◆ Task directions ◆
Select all lines holding the word "AbleTrend" from the entries that follow.
START Dataset content
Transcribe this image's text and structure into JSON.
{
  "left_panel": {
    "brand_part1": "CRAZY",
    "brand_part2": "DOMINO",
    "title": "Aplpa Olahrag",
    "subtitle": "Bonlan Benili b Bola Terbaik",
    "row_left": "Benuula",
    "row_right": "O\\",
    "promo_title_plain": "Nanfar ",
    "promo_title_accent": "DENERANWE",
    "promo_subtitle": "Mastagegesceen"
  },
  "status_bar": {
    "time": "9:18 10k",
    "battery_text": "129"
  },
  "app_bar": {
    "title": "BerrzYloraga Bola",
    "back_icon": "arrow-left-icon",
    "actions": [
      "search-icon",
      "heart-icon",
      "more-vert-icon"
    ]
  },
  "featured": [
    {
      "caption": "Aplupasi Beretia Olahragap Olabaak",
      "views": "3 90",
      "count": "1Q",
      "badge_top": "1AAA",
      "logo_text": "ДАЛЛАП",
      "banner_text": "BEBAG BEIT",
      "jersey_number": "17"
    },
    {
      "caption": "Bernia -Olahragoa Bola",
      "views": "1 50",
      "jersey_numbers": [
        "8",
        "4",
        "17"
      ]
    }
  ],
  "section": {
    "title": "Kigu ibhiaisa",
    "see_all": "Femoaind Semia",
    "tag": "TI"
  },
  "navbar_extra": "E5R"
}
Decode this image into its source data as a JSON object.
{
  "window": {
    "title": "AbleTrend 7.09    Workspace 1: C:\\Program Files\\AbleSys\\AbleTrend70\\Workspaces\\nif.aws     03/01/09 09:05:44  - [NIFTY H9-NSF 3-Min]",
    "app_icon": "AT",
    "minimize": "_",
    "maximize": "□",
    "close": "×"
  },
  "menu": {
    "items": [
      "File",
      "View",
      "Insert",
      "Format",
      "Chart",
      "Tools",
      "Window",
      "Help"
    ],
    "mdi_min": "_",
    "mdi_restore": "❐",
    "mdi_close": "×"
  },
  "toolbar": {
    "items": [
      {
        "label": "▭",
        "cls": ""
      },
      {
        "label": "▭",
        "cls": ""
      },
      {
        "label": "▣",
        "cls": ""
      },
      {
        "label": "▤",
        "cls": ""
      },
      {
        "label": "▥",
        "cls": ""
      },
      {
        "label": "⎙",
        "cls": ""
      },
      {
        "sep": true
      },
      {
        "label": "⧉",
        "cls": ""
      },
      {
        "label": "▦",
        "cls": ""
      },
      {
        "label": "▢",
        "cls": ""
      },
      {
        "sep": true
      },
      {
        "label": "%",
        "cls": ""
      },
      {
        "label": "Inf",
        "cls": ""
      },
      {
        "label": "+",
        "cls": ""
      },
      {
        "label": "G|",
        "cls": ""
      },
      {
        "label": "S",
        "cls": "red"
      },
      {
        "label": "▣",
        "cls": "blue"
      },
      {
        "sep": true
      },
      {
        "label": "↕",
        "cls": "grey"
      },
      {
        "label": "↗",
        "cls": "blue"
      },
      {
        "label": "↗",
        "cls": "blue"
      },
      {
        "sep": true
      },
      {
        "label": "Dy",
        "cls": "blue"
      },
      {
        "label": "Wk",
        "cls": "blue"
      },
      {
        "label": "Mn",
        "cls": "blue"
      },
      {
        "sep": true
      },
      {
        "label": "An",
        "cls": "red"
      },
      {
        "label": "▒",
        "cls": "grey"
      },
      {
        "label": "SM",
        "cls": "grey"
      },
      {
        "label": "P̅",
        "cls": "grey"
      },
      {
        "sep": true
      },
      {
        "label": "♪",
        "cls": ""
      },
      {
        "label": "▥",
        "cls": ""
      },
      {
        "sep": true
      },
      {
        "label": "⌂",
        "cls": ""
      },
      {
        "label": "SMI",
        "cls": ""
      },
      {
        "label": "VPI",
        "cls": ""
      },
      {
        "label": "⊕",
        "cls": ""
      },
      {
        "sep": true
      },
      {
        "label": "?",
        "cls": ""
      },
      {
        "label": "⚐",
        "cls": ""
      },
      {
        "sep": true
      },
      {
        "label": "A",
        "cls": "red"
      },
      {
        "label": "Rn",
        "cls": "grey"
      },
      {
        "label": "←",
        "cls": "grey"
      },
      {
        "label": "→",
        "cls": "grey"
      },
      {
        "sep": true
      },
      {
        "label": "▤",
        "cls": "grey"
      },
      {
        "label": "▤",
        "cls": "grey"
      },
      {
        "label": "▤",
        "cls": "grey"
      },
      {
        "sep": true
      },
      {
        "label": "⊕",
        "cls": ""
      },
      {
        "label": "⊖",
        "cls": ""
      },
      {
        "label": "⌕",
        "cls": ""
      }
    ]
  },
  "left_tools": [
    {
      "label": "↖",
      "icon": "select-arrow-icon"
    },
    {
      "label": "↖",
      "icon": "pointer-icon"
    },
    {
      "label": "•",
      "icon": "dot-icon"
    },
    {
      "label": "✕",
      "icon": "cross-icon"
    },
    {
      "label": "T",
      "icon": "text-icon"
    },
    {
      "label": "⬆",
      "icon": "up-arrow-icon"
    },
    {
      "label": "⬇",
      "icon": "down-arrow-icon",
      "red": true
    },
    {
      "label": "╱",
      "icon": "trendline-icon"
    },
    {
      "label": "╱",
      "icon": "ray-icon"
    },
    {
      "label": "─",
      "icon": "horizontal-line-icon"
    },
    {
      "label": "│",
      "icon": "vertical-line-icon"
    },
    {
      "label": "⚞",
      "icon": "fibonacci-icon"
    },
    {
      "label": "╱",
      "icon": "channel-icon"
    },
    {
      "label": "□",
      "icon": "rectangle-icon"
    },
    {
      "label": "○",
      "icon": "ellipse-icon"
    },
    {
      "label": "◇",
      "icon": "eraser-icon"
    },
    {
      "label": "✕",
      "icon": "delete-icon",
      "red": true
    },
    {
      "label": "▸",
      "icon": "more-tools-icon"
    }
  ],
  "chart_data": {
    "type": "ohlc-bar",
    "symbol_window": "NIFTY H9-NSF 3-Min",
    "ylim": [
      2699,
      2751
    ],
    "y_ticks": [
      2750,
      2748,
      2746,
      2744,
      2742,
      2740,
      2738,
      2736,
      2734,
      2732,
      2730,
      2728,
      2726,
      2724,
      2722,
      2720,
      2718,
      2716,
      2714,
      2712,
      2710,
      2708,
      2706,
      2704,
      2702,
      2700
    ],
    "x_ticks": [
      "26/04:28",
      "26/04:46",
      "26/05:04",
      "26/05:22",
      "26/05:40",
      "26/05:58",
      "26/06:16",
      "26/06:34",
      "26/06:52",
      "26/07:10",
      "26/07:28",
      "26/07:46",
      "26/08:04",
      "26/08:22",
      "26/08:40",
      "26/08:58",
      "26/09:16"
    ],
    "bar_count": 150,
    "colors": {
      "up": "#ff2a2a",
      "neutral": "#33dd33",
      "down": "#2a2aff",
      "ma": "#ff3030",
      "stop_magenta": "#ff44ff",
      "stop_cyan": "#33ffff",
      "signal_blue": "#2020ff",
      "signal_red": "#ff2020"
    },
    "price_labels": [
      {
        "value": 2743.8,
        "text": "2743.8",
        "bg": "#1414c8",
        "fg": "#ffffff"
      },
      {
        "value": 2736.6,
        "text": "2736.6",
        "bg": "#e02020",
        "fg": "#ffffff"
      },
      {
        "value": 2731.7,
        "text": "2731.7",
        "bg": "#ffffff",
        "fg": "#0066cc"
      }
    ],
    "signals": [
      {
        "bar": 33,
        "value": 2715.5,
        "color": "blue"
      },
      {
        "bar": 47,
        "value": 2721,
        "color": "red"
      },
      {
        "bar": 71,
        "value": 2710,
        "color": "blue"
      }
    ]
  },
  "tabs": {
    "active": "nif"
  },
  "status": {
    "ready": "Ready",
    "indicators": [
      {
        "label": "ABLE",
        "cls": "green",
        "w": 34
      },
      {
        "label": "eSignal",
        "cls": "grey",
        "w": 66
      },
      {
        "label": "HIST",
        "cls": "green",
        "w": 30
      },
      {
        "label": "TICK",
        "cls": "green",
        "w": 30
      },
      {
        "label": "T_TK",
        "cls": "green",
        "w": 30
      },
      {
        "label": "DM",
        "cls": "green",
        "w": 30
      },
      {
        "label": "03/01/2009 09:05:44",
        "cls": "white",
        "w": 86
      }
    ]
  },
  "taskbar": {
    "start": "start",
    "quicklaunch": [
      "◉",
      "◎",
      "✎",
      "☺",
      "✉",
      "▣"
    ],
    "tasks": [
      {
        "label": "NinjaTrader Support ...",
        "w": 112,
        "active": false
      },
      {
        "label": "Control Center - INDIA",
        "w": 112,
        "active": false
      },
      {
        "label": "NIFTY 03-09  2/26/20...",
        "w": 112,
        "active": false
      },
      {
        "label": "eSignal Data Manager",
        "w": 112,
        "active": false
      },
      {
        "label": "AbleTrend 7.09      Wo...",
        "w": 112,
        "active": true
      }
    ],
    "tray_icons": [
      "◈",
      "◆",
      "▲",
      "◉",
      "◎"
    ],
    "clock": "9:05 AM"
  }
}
END Dataset content
◆ Response for this exercise ◆
    "title": "AbleTrend 7.09    Workspace 1: C:\\Program Files\\AbleSys\\AbleTrend70\\Workspaces\\nif.aws     03/01/09 09:05:44  - [NIFTY H9-NSF 3-Min]",
        "label": "AbleTrend 7.09      Wo...",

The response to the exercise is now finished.